Records follow. Pull out every line that contains "incorporation".
[start of Records for this task]
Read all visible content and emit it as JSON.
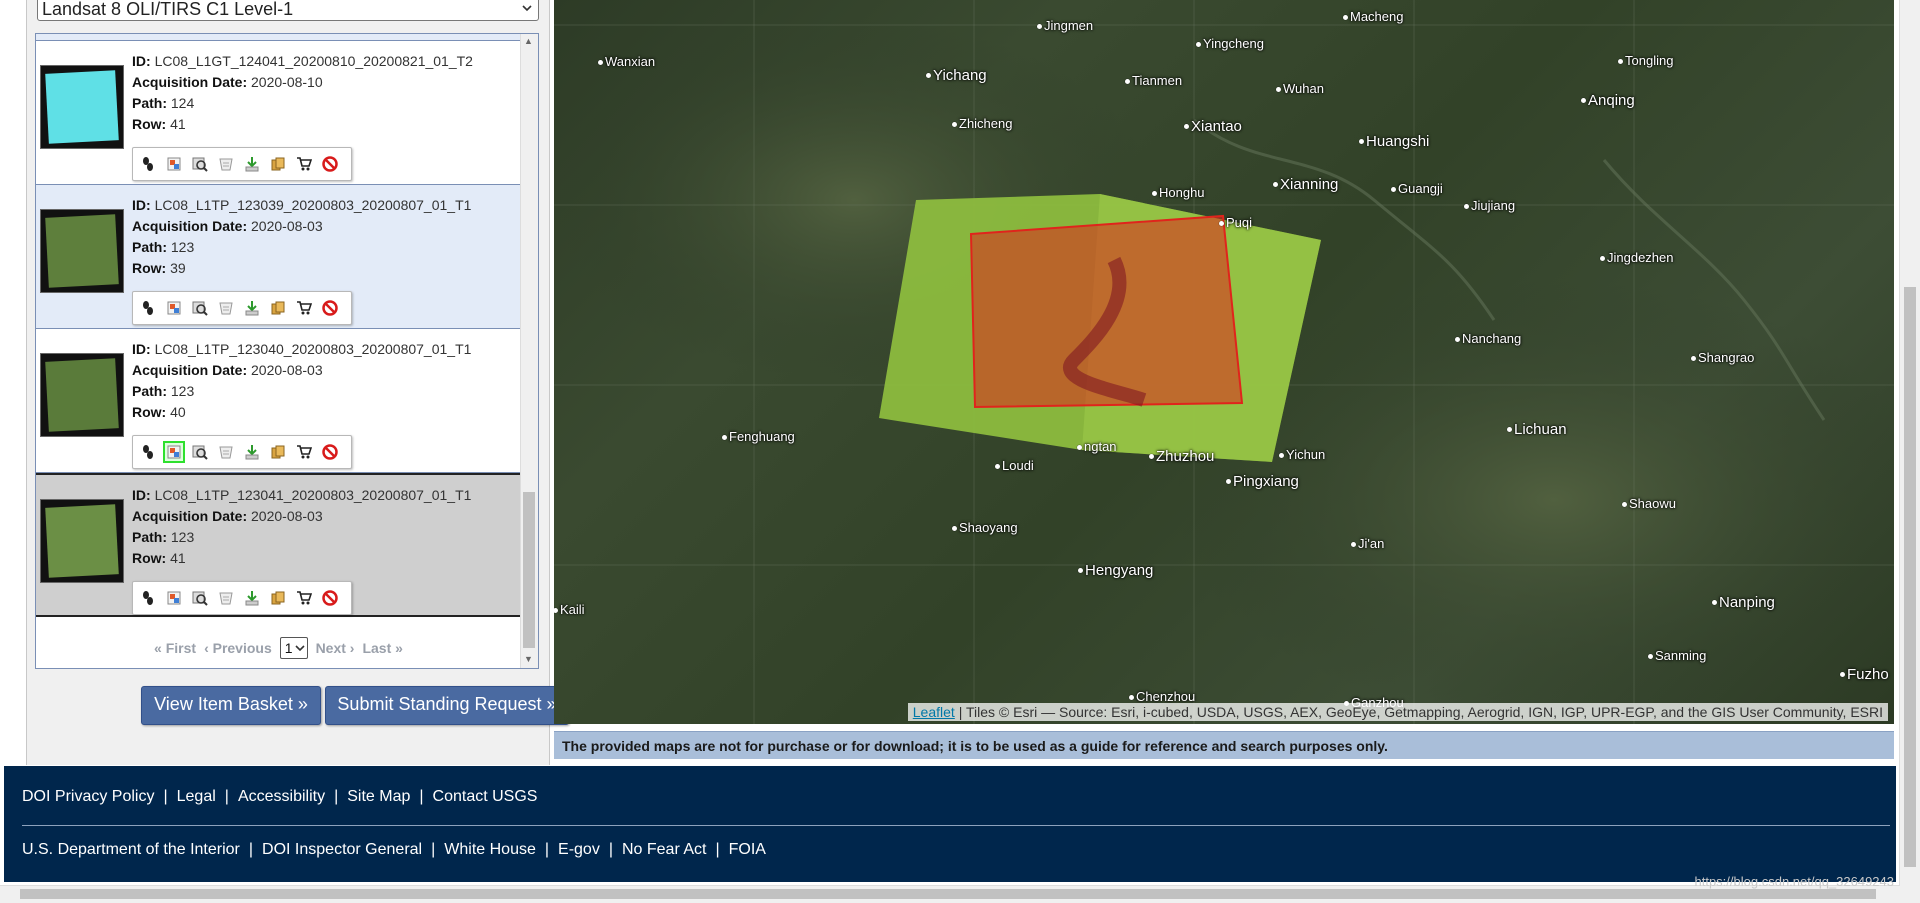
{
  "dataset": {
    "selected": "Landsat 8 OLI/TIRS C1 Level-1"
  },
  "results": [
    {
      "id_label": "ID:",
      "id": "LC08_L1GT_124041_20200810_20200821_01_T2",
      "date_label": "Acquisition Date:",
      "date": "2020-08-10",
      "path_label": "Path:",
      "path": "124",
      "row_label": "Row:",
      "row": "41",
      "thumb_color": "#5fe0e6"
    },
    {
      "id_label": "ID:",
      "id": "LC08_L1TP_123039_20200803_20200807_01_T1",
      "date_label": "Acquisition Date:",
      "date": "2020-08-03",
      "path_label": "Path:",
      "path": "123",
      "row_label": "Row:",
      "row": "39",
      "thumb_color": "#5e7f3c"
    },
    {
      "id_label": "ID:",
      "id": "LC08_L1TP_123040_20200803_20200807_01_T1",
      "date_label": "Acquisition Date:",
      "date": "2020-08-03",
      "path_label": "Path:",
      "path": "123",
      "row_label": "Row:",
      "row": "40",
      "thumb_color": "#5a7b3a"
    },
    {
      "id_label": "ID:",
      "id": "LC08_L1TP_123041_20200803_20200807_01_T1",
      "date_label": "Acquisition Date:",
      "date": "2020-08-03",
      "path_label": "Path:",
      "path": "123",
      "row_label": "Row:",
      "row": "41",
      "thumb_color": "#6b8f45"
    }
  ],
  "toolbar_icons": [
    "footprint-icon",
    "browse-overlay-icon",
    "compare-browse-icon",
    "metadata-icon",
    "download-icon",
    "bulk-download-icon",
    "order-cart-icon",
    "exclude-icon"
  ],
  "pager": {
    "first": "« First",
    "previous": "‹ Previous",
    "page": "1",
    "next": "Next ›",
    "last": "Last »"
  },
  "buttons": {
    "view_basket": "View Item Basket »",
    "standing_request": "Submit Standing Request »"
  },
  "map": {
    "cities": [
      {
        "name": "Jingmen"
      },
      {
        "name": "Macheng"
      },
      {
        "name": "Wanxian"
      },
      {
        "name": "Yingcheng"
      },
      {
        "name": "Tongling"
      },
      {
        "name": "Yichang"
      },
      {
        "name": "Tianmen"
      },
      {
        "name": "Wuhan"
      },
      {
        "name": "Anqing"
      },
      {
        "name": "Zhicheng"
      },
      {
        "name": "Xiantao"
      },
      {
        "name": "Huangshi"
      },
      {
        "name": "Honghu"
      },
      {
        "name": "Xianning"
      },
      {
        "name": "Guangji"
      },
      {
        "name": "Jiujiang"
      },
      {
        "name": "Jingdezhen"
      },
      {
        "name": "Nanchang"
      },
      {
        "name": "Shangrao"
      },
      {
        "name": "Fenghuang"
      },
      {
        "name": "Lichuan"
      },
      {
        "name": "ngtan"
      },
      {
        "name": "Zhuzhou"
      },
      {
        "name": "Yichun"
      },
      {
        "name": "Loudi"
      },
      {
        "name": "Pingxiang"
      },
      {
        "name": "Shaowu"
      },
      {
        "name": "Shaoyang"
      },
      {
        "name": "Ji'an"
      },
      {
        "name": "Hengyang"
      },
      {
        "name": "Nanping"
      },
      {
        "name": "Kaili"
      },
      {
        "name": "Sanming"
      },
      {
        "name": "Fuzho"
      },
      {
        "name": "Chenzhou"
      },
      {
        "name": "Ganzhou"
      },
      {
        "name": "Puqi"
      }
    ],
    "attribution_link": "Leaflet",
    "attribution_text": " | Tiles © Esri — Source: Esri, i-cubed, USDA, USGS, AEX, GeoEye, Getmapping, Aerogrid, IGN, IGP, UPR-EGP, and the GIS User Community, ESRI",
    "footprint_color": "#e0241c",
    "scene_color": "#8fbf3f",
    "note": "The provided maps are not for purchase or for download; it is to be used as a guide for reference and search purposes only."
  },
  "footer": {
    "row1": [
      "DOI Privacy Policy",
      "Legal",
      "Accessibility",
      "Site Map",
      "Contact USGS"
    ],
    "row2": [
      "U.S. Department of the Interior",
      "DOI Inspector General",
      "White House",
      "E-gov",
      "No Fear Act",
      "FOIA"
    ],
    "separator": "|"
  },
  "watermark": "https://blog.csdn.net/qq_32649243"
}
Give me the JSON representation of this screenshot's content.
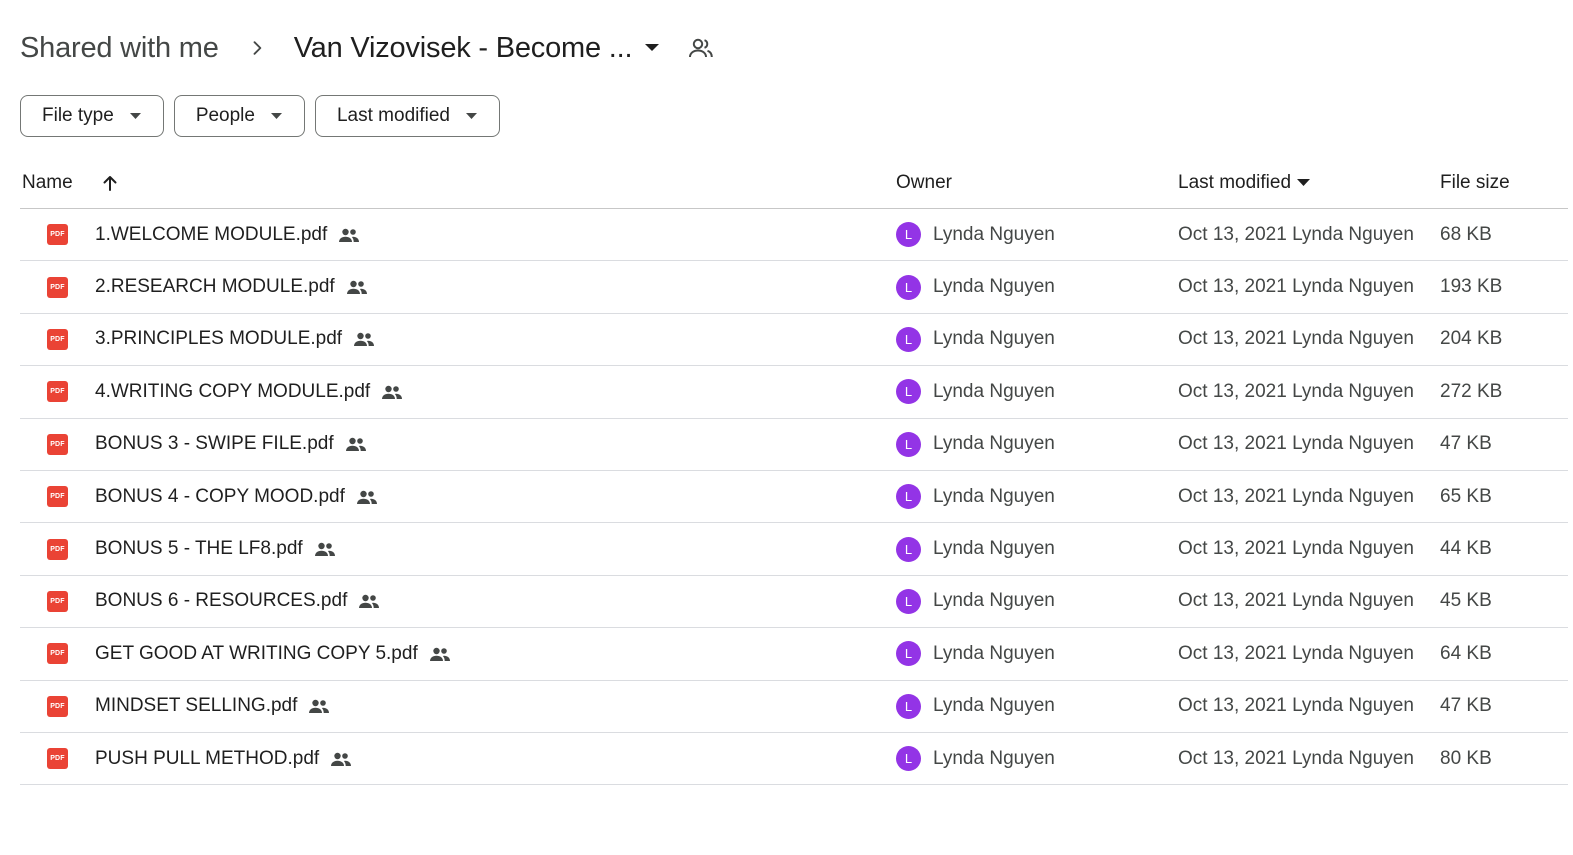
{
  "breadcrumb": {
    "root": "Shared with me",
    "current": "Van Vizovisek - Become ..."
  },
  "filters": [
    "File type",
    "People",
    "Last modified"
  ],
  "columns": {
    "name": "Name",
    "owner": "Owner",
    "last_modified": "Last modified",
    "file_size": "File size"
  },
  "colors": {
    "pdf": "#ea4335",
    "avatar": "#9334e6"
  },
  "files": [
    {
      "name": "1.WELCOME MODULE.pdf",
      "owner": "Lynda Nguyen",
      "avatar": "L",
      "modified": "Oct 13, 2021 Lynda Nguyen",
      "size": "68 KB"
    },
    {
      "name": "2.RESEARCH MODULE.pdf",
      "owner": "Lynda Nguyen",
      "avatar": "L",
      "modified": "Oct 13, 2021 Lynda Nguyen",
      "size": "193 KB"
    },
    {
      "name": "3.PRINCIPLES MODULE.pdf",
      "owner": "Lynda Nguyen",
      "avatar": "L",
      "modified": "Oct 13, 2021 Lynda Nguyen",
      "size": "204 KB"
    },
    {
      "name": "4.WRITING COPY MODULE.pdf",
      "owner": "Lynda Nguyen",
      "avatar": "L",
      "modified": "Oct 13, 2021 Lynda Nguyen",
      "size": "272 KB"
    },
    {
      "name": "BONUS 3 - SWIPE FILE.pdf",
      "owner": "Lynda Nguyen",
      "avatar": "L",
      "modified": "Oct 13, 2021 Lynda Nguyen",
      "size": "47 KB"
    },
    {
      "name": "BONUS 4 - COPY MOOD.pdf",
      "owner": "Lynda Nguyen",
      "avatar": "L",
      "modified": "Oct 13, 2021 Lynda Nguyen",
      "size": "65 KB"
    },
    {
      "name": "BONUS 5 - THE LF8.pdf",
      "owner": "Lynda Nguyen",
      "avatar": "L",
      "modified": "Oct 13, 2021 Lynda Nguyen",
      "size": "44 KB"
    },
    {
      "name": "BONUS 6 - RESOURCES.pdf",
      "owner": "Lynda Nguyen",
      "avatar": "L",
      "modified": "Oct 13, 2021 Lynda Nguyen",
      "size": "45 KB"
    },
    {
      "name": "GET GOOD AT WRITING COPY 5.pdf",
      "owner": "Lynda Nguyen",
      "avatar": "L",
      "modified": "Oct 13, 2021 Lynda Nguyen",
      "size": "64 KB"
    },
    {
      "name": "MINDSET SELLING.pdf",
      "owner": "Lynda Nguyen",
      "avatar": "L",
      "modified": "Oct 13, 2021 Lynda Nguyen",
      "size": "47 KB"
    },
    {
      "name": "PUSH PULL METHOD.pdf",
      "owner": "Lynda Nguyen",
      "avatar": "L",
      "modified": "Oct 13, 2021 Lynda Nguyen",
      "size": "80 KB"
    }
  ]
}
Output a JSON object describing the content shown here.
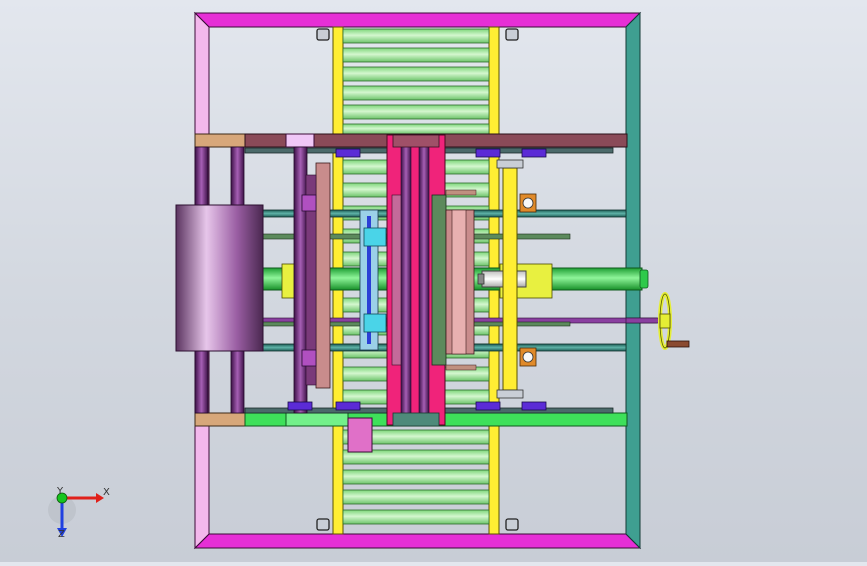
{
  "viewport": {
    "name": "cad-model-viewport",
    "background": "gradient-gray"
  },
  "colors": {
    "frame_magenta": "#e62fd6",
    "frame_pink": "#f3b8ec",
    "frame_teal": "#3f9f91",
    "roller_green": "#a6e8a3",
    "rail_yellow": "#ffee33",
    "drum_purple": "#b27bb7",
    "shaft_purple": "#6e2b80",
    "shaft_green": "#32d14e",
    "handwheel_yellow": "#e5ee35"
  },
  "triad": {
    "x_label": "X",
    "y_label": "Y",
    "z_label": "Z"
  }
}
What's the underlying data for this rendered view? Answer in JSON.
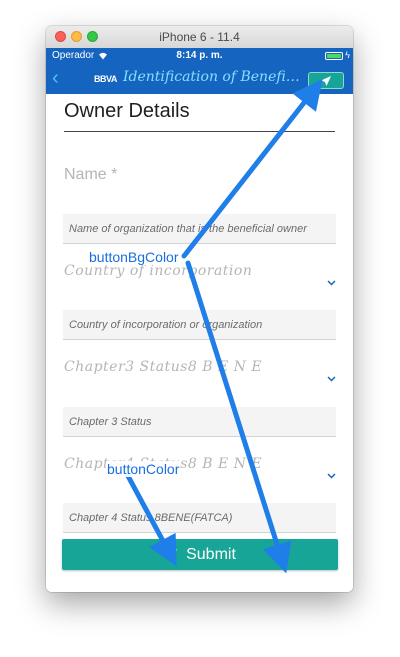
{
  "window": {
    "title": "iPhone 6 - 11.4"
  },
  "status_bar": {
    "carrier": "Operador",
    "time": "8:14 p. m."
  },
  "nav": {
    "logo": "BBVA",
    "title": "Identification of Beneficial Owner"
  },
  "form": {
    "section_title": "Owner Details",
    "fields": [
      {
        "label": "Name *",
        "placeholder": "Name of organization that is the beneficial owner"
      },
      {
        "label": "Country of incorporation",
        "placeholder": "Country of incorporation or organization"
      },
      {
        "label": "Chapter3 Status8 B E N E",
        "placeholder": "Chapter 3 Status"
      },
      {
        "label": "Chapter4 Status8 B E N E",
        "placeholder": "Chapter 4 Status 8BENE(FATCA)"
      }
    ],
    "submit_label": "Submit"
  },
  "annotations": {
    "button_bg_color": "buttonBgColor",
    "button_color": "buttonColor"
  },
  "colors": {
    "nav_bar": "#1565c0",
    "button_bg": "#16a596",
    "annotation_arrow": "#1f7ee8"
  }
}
[end of Records for this task]
▶ _Response_:
        "label": "Country of incorporation",
        "placeholder": "Country of incorporation or organization"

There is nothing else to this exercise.